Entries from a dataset
● ● ● ● ●

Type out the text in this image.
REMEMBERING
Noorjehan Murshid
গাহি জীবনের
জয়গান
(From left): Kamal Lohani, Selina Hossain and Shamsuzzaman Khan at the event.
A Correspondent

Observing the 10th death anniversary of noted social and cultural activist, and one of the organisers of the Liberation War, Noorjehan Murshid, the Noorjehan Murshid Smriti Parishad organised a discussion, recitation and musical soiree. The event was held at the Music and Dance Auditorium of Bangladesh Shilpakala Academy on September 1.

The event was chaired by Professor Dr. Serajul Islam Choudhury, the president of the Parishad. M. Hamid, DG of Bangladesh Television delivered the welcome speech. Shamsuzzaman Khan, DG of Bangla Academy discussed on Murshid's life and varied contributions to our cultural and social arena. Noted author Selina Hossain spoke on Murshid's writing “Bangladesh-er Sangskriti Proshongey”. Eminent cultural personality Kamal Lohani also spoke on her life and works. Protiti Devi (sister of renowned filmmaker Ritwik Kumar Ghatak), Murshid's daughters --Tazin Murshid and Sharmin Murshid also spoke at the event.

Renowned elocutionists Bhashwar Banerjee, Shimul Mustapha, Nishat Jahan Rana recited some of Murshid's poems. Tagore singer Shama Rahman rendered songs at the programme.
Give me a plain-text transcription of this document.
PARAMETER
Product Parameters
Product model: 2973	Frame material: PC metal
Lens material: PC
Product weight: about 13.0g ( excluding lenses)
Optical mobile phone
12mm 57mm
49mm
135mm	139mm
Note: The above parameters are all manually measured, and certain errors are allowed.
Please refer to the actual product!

● ● ● ● ●

— What you have to do —
Go through the material above line by line and copy it exactly.

— Final result —
Type out the text in this image.
REMEMBERING
Noorjehan Murshid
গাহি জীবনের
জয়গান
(From left): Kamal Lohani, Selina Hossain and Shamsuzzaman Khan at the event.
A Correspondent

Observing the 10th death anniversary of noted social and cultural activist, and one of the organisers of the Liberation War, Noorjehan Murshid, the Noorjehan Murshid Smriti Parishad organised a discussion, recitation and musical soiree. The event was held at the Music and Dance Auditorium of Bangladesh Shilpakala Academy on September 1.

The event was chaired by Professor Dr. Serajul Islam Choudhury, the president of the Parishad. M. Hamid, DG of Bangladesh Television delivered the welcome speech. Shamsuzzaman Khan, DG of Bangla Academy discussed on Murshid's life and varied contributions to our cultural and social arena. Noted author Selina Hossain spoke on Murshid's writing “Bangladesh-er Sangskriti Proshongey”. Eminent cultural personality Kamal Lohani also spoke on her life and works. Protiti Devi (sister of renowned filmmaker Ritwik Kumar Ghatak), Murshid's daughters --Tazin Murshid and Sharmin Murshid also spoke at the event.

Renowned elocutionists Bhashwar Banerjee, Shimul Mustapha, Nishat Jahan Rana recited some of Murshid's poems. Tagore singer Shama Rahman rendered songs at the programme.
Give me a plain-text transcription of this document.
PARAMETER
Product Parameters
Product model: 2973	Frame material: PC metal
Lens material: PC
Product weight: about 13.0g ( excluding lenses)
Optical mobile phone
12mm 57mm
49mm
135mm	139mm
Note: The above parameters are all manually measured, and certain errors are allowed.
Please refer to the actual product!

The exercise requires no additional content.